● **WHAT YOU SHOULD DO**
What follows are records. Restate all of them word for word.

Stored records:
▼
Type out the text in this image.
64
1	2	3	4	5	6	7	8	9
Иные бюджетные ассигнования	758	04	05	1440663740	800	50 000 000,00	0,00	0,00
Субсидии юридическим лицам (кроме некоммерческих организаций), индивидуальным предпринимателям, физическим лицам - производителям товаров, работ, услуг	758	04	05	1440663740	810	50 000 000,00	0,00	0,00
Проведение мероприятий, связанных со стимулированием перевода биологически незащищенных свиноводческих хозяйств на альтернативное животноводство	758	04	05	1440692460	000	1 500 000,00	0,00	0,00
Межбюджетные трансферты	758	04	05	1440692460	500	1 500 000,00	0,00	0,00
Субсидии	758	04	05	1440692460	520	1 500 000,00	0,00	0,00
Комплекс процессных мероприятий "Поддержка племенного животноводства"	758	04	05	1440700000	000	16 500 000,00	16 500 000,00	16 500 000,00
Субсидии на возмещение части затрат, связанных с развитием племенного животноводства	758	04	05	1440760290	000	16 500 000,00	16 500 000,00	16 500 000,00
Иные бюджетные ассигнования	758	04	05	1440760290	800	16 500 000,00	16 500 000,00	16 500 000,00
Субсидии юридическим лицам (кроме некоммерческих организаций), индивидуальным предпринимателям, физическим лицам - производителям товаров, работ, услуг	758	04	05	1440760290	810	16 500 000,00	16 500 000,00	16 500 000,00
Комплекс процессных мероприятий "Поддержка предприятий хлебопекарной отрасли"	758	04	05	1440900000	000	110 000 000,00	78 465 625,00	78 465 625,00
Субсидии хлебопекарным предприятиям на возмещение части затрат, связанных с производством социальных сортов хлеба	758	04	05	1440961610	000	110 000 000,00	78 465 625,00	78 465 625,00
▲
● **THE RESULT**
Type out the text in this image.
64
1	2	3	4	5	6	7	8	9
Иные бюджетные ассигнования	758	04	05	1440663740	800	50 000 000,00	0,00	0,00
Субсидии юридическим лицам (кроме некоммерческих организаций), индивидуальным предпринимателям, физическим лицам - производителям товаров, работ, услуг	758	04	05	1440663740	810	50 000 000,00	0,00	0,00
Проведение мероприятий, связанных со стимулированием перевода биологически незащищенных свиноводческих хозяйств на альтернативное животноводство	758	04	05	1440692460	000	1 500 000,00	0,00	0,00
Межбюджетные трансферты	758	04	05	1440692460	500	1 500 000,00	0,00	0,00
Субсидии	758	04	05	1440692460	520	1 500 000,00	0,00	0,00
Комплекс процессных мероприятий "Поддержка племенного животноводства"	758	04	05	1440700000	000	16 500 000,00	16 500 000,00	16 500 000,00
Субсидии на возмещение части затрат, связанных с развитием племенного животноводства	758	04	05	1440760290	000	16 500 000,00	16 500 000,00	16 500 000,00
Иные бюджетные ассигнования	758	04	05	1440760290	800	16 500 000,00	16 500 000,00	16 500 000,00
Субсидии юридическим лицам (кроме некоммерческих организаций), индивидуальным предпринимателям, физическим лицам - производителям товаров, работ, услуг	758	04	05	1440760290	810	16 500 000,00	16 500 000,00	16 500 000,00
Комплекс процессных мероприятий "Поддержка предприятий хлебопекарной отрасли"	758	04	05	1440900000	000	110 000 000,00	78 465 625,00	78 465 625,00
Субсидии хлебопекарным предприятиям на возмещение части затрат, связанных с производством социальных сортов хлеба	758	04	05	1440961610	000	110 000 000,00	78 465 625,00	78 465 625,00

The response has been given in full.